** Opening Provided passage block **

HOW IT WORKS
Chip cards
Chipping away at credit card fraud
Last Updated: Wednesday, December 17, 2008 | 8:44 AM ET
By Grant Buckler CBC News
If you presented your newly issued credit card at a store recently and were surprised to be asked to enter a personal identification number as if you were using a debit card, you're not alone.
Major credit card issuers Visa and MasterCard are rolling out new cards that contain memory chips across Canada. The chips store information used to prevent fraud.
As old-style MasterCard and Visa cards that have just a magnetic strip expire, they're being replaced with the new chip cards. You can spot these new cards at a glance — on the front is a small silver square, a little less than a centimetre each way, with lines on it. That's the chip.
On the chip are stored the card number, expiry date and security code and your personal identification number (PIN). All this information is encrypted so that only an authorized card-reading device can decode it.
The chip could also be used to store other information, such as your credit limit, says Shirley Matthew, director of chip platforms at Visa Canada. When a card is used fraudulently, a card issuer could send a message to the card to disable it, and that information would also be stored on the chip.
Don't confuse these new cards with "contactless" payment systems, though.
Card issuers expect it to take a couple of years to replace all old-style cards and readers.

** Closing Provided passage block **
** Opening Data supplied block **

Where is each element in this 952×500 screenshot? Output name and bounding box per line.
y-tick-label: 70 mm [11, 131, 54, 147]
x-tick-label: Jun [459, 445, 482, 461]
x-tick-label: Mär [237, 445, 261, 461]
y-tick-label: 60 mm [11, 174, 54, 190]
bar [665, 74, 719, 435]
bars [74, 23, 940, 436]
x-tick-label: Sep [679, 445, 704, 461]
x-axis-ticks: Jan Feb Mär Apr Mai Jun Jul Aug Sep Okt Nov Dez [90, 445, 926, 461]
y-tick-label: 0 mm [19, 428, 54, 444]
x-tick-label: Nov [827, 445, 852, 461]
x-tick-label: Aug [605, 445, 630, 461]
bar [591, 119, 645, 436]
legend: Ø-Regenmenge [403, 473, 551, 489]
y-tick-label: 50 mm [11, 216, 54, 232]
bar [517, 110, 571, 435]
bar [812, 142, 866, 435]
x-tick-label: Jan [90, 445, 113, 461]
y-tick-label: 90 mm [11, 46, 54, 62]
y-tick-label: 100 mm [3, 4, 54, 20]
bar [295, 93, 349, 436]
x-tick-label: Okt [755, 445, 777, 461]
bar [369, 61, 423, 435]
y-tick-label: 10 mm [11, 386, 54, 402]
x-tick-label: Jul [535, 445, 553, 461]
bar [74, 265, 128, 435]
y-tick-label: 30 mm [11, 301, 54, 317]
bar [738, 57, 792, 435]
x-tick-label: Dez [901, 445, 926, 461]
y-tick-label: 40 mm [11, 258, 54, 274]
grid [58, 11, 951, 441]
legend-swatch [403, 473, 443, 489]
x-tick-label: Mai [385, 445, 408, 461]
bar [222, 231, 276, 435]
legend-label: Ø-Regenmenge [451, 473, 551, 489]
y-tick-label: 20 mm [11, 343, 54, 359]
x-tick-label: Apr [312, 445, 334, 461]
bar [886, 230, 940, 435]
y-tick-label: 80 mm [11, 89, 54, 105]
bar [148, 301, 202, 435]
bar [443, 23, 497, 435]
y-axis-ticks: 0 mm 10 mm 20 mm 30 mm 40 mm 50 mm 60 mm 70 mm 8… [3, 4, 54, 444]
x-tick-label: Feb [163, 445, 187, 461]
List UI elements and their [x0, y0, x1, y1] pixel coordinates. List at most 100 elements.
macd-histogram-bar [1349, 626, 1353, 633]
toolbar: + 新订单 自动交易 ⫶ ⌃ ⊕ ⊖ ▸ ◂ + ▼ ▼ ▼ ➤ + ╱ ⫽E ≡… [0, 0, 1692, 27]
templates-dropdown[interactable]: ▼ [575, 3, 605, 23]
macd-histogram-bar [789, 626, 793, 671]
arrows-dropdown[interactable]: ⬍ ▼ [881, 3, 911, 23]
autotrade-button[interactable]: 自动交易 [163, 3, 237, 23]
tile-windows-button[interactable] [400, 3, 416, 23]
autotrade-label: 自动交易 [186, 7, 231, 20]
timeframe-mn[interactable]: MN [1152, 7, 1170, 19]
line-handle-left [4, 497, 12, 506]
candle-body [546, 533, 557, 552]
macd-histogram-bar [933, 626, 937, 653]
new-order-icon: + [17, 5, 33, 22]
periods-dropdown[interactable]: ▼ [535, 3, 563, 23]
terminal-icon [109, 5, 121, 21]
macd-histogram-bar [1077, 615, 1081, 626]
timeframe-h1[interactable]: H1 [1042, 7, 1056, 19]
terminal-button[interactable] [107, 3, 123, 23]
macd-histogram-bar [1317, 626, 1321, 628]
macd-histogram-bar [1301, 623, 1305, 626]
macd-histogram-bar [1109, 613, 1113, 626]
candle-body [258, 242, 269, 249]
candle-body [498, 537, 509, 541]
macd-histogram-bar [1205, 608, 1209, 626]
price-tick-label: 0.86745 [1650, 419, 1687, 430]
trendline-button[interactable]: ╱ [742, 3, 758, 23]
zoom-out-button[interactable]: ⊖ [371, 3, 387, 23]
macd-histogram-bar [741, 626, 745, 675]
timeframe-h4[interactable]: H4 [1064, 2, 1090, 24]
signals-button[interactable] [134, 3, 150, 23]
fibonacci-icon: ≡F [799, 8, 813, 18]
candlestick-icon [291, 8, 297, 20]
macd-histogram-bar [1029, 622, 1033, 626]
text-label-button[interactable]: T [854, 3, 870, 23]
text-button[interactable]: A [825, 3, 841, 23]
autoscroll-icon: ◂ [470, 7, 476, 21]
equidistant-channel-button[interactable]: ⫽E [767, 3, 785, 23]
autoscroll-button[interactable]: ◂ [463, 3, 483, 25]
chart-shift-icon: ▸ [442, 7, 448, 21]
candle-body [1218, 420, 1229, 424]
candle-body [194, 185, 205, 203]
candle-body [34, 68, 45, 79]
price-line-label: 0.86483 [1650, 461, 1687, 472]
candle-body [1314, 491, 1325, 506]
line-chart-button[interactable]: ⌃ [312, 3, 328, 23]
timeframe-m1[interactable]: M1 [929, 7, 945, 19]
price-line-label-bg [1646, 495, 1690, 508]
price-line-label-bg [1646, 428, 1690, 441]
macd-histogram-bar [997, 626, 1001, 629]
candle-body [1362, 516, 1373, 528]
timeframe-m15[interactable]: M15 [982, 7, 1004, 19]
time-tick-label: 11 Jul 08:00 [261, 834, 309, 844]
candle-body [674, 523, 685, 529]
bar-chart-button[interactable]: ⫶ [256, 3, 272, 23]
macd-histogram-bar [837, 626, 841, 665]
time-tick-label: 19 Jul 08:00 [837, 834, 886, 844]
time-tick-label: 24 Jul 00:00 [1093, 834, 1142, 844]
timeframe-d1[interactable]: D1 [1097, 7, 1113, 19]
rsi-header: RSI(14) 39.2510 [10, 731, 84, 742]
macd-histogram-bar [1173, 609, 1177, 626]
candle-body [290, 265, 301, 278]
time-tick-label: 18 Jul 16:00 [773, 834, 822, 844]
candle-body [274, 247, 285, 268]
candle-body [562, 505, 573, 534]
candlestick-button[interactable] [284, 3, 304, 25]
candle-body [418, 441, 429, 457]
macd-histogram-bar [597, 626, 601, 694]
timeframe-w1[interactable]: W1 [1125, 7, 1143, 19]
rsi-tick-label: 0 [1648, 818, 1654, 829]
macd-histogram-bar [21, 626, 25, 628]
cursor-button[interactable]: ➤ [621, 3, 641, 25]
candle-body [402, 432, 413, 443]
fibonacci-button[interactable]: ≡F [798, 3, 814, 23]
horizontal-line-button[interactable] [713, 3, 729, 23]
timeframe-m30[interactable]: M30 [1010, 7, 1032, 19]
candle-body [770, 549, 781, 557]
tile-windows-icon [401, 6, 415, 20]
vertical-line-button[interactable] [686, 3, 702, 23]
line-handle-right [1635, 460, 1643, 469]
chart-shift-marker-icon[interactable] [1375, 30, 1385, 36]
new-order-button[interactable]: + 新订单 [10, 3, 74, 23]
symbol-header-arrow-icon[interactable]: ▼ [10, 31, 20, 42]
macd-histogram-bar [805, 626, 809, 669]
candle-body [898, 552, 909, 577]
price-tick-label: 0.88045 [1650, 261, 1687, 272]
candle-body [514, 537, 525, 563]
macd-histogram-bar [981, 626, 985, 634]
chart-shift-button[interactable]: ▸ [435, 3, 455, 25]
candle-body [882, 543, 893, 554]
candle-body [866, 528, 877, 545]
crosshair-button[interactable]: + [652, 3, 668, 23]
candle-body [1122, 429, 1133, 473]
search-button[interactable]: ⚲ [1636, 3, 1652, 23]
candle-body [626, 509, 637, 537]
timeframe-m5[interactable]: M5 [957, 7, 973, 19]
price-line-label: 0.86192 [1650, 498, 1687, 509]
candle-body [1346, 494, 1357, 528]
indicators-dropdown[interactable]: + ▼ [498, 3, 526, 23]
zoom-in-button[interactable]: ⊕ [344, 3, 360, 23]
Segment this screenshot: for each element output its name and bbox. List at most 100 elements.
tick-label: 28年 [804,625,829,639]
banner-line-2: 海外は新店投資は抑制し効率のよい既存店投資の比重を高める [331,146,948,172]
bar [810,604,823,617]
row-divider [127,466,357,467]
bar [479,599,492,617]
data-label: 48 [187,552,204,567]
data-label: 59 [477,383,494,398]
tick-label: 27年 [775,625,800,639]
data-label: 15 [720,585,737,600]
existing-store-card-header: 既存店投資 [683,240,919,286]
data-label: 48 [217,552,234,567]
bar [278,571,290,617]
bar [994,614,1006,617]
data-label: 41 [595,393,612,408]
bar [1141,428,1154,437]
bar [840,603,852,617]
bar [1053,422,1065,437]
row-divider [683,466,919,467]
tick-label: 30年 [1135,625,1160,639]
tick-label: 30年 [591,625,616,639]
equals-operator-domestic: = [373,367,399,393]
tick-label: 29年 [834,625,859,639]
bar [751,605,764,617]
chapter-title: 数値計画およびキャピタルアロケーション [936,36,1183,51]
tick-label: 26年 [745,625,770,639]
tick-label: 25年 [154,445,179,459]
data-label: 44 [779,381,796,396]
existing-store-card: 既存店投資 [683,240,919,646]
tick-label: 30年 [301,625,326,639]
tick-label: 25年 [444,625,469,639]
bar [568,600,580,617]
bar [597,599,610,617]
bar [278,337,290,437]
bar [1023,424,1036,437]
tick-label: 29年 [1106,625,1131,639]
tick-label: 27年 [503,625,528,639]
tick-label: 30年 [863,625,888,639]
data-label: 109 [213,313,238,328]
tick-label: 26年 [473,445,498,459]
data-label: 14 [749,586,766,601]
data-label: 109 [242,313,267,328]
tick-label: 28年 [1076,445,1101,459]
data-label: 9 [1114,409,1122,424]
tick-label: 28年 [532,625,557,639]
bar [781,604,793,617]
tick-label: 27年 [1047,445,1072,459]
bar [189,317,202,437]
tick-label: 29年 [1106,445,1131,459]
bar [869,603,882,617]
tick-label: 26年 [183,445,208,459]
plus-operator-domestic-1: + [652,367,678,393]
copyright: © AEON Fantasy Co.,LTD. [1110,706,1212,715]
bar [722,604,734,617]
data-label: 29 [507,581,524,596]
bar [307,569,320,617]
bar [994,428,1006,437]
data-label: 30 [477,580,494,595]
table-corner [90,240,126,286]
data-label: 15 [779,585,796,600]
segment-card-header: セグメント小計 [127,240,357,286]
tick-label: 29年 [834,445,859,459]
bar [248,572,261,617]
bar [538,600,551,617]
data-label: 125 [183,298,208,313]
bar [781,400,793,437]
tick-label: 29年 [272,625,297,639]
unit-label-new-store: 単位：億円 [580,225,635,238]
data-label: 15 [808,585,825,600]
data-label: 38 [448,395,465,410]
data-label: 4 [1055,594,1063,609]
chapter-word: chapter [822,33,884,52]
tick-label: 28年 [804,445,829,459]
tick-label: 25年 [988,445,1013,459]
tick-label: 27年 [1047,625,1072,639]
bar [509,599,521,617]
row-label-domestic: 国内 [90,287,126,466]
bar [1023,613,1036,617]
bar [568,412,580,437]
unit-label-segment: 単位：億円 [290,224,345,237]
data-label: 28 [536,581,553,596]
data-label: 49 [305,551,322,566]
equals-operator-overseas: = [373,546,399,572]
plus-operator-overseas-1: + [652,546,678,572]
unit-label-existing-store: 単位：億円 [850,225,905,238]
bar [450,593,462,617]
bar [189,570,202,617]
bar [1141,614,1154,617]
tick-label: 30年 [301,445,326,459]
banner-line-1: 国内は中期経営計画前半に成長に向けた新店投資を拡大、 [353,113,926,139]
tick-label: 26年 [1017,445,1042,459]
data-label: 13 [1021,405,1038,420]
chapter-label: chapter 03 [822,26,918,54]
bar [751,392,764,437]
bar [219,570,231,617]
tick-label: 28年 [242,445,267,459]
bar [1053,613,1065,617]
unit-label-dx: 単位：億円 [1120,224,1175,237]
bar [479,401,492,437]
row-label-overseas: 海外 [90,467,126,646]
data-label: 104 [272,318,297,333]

** Closing Data supplied block **

Actions to take:
(1) From the chip card article, list the pieces of information that it says are stored on the chip.
(2) Answer these questions from the chip card article:
(a) What position does Shirley Matthew hold?
(b) How big is the silver square on the front of the new cards?
(c) How long do card issuers expect it to take to replace all old-style cards and readers?
(3) Carry on the chip card article from its final sentence.
The listing was drawn from a separate source and is unrelated to the article.

Answer set:
(1) The card number, the expiry date, the security code, and the personal identification number (PIN).

(2)
(a) She is director of chip platforms at Visa Canada.
(b) It is a little less than a centimetre each way.
(c) They expect it to take a couple of years.

(3)
The chip cards use a chip standard — called EMV after Europay, MasterCard and Visa, the three credit-card companies that developed it — that requires the reader to make contact with the chip. That's unlike some payment cards now coming into use in Canada — MasterCard's PayPass and Visa's payWave, for instance — that are contactless and will work as long as the card gets within a few centimetres of the reader. MasterCard is issuing cards that combine both functions in one chip.
And even if you have a chip card, you won't always be asked for a PIN. Merchants that don't yet have chip-card readers still use the cards in the old way. Card issuers expect it to take a couple more years to replace all cards and readers.
How it works
A chip card reader scans the card and requires the customer to input a personal identification number, the same way they would enter a PIN to use a debit card. (Courtesy Visa Canada)When you present a chip card to a merchant who has one of the new card readers, the sales clerk inserts the card in a slot in the reader and leaves it there while you enter your PIN on the keypad, just as you would enter a PIN to use a debit card.
When you enter your security number, the reader checks it against the PIN stored on the chip. If it checks out, your transaction goes ahead. If not, you'll usually have at least one more chance to enter the correct PIN, but repeated wrong PINs will eventually lock up the card — the exact policy is up to the card issuer.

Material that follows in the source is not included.